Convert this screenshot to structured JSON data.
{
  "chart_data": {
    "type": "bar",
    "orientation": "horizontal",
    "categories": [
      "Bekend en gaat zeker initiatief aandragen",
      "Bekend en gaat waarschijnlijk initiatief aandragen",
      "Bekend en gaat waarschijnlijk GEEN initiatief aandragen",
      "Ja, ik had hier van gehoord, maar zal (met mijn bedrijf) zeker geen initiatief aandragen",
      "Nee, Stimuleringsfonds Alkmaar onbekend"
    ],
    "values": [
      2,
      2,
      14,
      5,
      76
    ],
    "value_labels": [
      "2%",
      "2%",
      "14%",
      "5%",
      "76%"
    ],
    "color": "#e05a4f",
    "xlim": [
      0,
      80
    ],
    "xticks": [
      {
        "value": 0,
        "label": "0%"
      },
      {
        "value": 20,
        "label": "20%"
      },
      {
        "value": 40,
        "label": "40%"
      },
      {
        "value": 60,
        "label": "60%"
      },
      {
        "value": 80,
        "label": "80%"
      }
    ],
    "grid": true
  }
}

# Task description
Extract every line above containing the word "zeker".

# The answer
      "Bekend en gaat zeker initiatief aandragen",
      "Ja, ik had hier van gehoord, maar zal (met mijn bedrijf) zeker geen initiatief aandragen",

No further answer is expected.